=== Data extract ===
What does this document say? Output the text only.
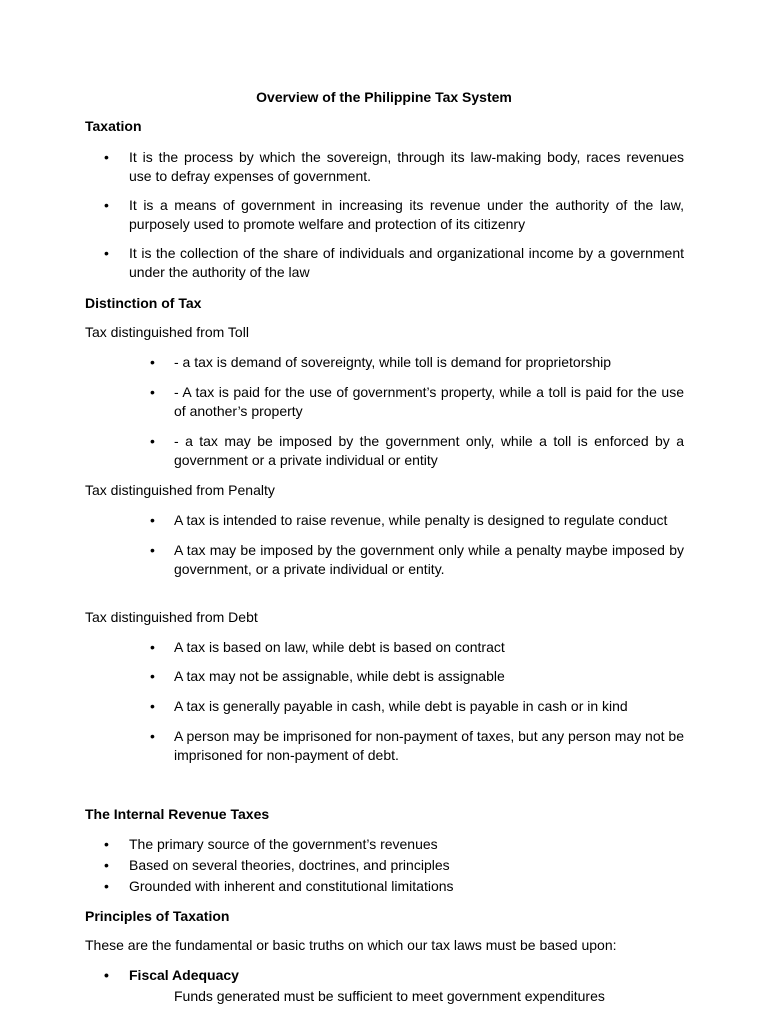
Overview of the Philippine Tax System
Taxation
• It is the process by which the sovereign, through its law-making body, races revenues use to defray expenses of government.
• It is a means of government in increasing its revenue under the authority of the law, purposely used to promote welfare and protection of its citizenry
• It is the collection of the share of individuals and organizational income by a government under the authority of the law
Distinction of Tax
Tax distinguished from Toll
• - a tax is demand of sovereignty, while toll is demand for proprietorship
• - A tax is paid for the use of government’s property, while a toll is paid for the use of another’s property
• - a tax may be imposed by the government only, while a toll is enforced by a government or a private individual or entity
Tax distinguished from Penalty
• A tax is intended to raise revenue, while penalty is designed to regulate conduct
• A tax may be imposed by the government only while a penalty maybe imposed by government, or a private individual or entity.
Tax distinguished from Debt
• A tax is based on law, while debt is based on contract
• A tax may not be assignable, while debt is assignable
• A tax is generally payable in cash, while debt is payable in cash or in kind
• A person may be imprisoned for non-payment of taxes, but any person may not be imprisoned for non-payment of debt.
The Internal Revenue Taxes
• The primary source of the government’s revenues
• Based on several theories, doctrines, and principles
• Grounded with inherent and constitutional limitations
Principles of Taxation
These are the fundamental or basic truths on which our tax laws must be based upon:
• Fiscal Adequacy
Funds generated must be sufficient to meet government expenditures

=== Exercise prompt ===
Tally up the lines in the records that contain the word "must" and give only the total.

=== Output of the exercise ===
2